-- start of Extracted data --
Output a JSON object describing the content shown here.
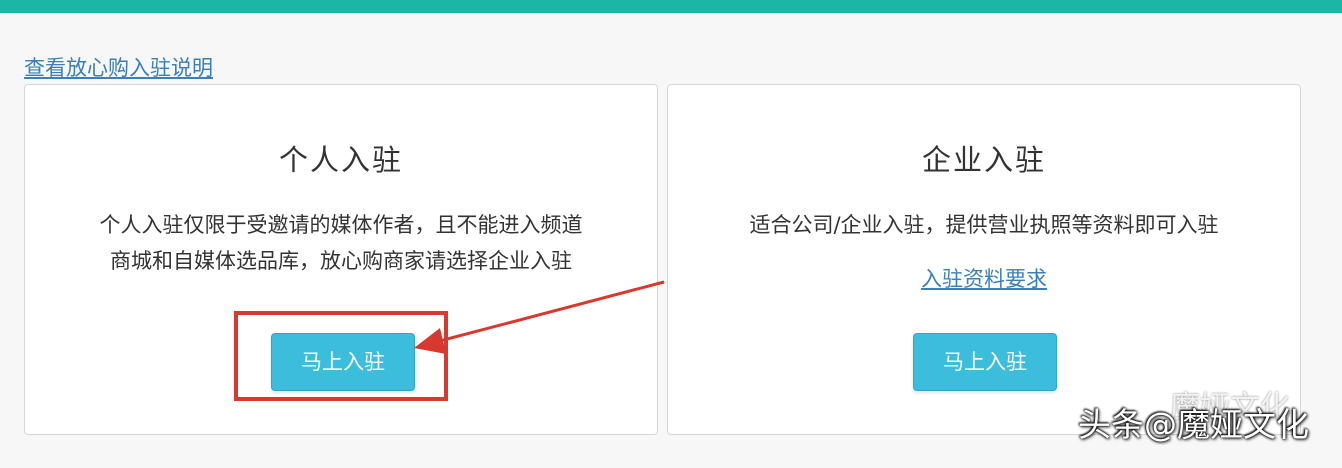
{
  "links": {
    "entry_info": "查看放心购入驻说明",
    "requirements": "入驻资料要求"
  },
  "personal": {
    "title": "个人入驻",
    "desc_line1": "个人入驻仅限于受邀请的媒体作者，且不能进入频道",
    "desc_line2": "商城和自媒体选品库，放心购商家请选择企业入驻",
    "button": "马上入驻"
  },
  "business": {
    "title": "企业入驻",
    "desc": "适合公司/企业入驻，提供营业执照等资料即可入驻",
    "button": "马上入驻"
  },
  "watermark": {
    "text": "头条@魔娅文化",
    "logo_text": "魔娅文化"
  },
  "colors": {
    "accent_bar": "#1bb7a4",
    "button": "#3bbddb",
    "link": "#3a7fb8",
    "annotation": "#d8392f"
  }
}
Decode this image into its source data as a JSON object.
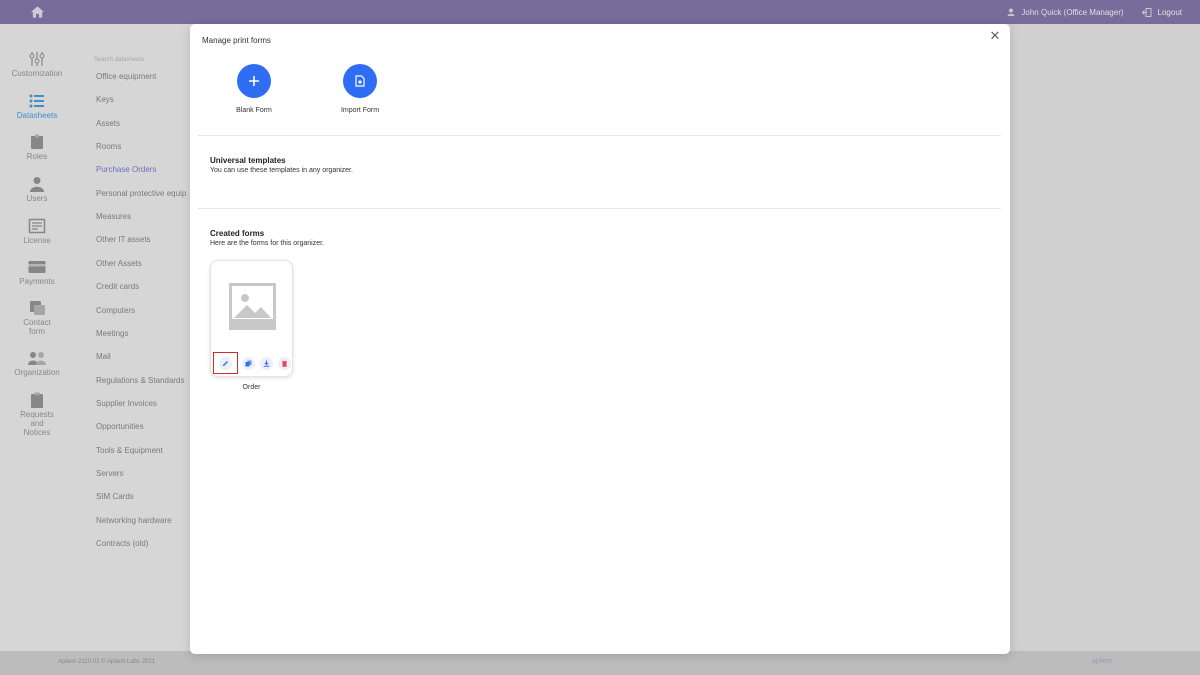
{
  "topbar": {
    "user_label": "John Quick  (Office Manager)",
    "logout_label": "Logout",
    "color": "#887bb0"
  },
  "leftnav": [
    {
      "label": "Customization",
      "icon": "sliders-icon"
    },
    {
      "label": "Datasheets",
      "icon": "list-icon",
      "active": true
    },
    {
      "label": "Roles",
      "icon": "badge-icon"
    },
    {
      "label": "Users",
      "icon": "user-icon"
    },
    {
      "label": "License",
      "icon": "license-icon"
    },
    {
      "label": "Payments",
      "icon": "card-icon"
    },
    {
      "label": "Contact form",
      "icon": "contact-icon"
    },
    {
      "label": "Organization",
      "icon": "organization-icon"
    },
    {
      "label": "Requests and Notices",
      "icon": "clipboard-icon"
    }
  ],
  "datasheets": {
    "search_placeholder": "Search datasheets",
    "items": [
      "Office equipment",
      "Keys",
      "Assets",
      "Rooms",
      "Purchase Orders",
      "Personal protective equip",
      "Measures",
      "Other IT assets",
      "Other Assets",
      "Credit cards",
      "Computers",
      "Meetings",
      "Mail",
      "Regulations & Standards",
      "Supplier Invoices",
      "Opportunities",
      "Tools & Equipment",
      "Servers",
      "SIM Cards",
      "Networking hardware",
      "Contracts (old)"
    ],
    "active_index": 4
  },
  "modal": {
    "title": "Manage print forms",
    "actions": {
      "blank_form": "Blank Form",
      "import_form": "Import Form"
    },
    "universal": {
      "title": "Universal templates",
      "subtitle": "You can use these templates in any organizer."
    },
    "created": {
      "title": "Created forms",
      "subtitle": "Here are the forms for this organizer.",
      "forms": [
        {
          "name": "Order"
        }
      ]
    },
    "accent_color": "#2f6df5",
    "highlight_color": "#d02c2c"
  },
  "footer": {
    "copyright": "Apliem 2110-01 © Apliem Labs 2021",
    "brand": "apliem"
  }
}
-- end of Extracted data --
Extract, from the listing above, every line where the string "this" occurs.

Correct answer:
Decode this image into its source data as a JSON object.
      "subtitle": "Here are the forms for this organizer.",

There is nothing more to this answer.